- **Texte source**:

☆ ☆ ☆

Magazine Le Mensuel

Nº 2882 du vendredi 1er février 2013

Religion

Le discours des chrétiens du P-O en période de cris. Entre incertitudes et espoirs

A l’occasion du lancement d’un nouveau cycle de recherches sur la présence chrétienne au Moyen-Orient, le Centre de recherches et de publications de l’Orient chrétien (CERPOC), de la faculté des Sciences religieuses de l’Université Saint-Joseph, a organisé les 24, 25 et 26 janvier derniers un colloque international autour du discours des communautés chrétiennes au Proche-Orient en période de crise.

«Notre destin de chrétiens d’Orient n’est-il pas de vivre en permanence au bord du précipice, en luttant toute notre vie pour ne jamais y sombrer?» En effet, depuis la chute de l’Empire ottoman et la clôture de «question orientale», les chrétiens des terres du Levant font face aux situations critiques que leur offre un Orient qui se cherche. Dans un monde arabe en proie à des bouleversements considérables, les propos tenus au milieu du siècle dernier par le patriarche maronite Pierre-Antoine Arida, conservent plus que jamais une effrayante validité. Ce qui semblait être au commencement une ouverture de l’espace public arabe est remis en cause par l’émergence de l’islam politique. De fait, l’écroulement des Etats forts émiette le pays et ouvre grand la porte aux communautarismes. Ce contexte accroît considérablement pour les communautés chrétiennes la dangereuse tentation du repli sur soi mais donne aussi quelques motifs d’espoir pour un Orient apaisé où la personne humaine constituerait le référentiel fondamental.

☆ ☆ ☆

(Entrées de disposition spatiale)
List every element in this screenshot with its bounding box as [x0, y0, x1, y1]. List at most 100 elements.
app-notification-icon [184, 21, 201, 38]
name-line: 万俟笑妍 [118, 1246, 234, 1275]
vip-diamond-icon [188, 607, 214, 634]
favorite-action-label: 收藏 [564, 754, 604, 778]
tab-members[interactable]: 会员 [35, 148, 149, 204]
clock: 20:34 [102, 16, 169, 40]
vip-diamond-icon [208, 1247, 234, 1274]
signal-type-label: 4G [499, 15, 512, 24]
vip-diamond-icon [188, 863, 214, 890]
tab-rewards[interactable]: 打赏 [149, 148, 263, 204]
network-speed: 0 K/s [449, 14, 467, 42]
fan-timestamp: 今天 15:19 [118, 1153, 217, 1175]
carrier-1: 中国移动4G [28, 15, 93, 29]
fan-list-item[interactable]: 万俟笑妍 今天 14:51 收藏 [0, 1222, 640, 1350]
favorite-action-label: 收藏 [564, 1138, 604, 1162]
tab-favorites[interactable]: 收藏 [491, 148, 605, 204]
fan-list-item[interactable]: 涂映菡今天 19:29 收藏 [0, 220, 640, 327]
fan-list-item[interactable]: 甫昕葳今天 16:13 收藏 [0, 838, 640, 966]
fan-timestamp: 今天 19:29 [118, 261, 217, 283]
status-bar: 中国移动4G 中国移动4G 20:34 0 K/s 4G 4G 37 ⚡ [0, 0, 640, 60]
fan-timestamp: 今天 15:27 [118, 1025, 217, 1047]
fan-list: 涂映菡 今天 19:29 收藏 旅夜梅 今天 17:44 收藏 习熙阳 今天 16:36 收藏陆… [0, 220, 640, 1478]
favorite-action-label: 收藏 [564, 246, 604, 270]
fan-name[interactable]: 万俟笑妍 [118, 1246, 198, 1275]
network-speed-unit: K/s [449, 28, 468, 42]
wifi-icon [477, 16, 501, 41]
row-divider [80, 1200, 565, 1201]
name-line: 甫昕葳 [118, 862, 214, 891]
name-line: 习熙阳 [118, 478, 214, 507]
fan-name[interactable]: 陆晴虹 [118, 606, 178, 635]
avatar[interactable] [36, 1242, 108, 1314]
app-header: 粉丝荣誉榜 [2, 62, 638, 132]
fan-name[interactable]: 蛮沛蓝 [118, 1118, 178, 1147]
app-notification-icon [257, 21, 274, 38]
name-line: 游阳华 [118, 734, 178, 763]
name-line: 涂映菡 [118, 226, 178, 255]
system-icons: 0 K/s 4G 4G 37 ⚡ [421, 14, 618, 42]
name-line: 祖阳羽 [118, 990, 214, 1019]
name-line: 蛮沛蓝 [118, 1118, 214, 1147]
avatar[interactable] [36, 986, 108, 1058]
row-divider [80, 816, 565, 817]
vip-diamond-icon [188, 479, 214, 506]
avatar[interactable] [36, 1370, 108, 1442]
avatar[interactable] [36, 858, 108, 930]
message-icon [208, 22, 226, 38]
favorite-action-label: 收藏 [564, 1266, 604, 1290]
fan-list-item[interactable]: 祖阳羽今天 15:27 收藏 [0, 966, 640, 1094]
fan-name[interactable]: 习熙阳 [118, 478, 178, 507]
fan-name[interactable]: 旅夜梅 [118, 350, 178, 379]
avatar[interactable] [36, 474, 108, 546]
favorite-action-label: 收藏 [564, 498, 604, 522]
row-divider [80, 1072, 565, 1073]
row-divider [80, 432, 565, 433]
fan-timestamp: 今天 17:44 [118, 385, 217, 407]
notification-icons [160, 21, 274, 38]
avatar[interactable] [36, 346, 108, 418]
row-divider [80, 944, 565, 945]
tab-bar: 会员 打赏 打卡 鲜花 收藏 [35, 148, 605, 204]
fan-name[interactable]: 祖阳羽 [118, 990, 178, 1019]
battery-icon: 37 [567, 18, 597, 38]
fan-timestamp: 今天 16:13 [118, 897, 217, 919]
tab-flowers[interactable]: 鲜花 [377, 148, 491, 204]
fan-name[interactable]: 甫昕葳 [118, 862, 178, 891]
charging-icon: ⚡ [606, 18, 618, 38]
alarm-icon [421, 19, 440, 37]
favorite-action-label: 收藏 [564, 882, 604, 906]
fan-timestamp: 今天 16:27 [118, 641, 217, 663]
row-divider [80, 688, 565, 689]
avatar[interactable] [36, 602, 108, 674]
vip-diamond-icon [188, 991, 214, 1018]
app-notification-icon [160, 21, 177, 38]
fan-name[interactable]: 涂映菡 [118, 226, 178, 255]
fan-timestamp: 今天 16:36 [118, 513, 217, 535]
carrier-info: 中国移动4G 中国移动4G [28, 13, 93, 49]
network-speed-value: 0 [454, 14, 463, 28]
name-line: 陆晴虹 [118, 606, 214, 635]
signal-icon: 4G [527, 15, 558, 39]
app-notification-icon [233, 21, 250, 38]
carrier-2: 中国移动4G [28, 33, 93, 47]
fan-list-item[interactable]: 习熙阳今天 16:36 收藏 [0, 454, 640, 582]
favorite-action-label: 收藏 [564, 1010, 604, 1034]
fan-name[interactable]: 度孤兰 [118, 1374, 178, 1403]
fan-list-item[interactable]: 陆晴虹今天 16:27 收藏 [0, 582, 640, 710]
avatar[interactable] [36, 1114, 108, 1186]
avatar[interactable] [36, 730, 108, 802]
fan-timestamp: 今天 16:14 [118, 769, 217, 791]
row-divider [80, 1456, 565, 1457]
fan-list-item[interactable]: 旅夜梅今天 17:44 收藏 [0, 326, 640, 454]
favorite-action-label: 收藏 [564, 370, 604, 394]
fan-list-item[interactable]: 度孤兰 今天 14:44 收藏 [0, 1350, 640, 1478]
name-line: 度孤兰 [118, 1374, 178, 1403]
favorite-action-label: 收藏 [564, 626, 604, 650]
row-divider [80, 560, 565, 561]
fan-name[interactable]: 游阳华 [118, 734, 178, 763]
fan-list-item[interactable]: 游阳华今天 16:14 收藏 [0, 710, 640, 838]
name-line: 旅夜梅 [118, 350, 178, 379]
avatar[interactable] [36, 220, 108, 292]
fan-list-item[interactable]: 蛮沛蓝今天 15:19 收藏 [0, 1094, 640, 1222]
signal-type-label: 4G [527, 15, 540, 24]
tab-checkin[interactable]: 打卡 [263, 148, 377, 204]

☆ ☆ ☆

- **Travail demandé**: Reproduisez le passage de l'article sur les chrétiens du Proche-Orient qui commence par les mots « Le discours des » et s'achève sur « période de crise. », en substituant « congrès » à « colloque ». Les lignes n'interviennent pas dans ce travail.

- **Réponse complète**:
Le discours des chrétiens du P-O en période de cris. Entre incertitudes et espoirs

A l’occasion du lancement d’un nouveau cycle de recherches sur la présence chrétienne au Moyen-Orient, le Centre de recherches et de publications de l’Orient chrétien (CERPOC), de la faculté des Sciences religieuses de l’Université Saint-Joseph, a organisé les 24, 25 et 26 janvier derniers un congrès international autour du discours des communautés chrétiennes au Proche-Orient en période de crise.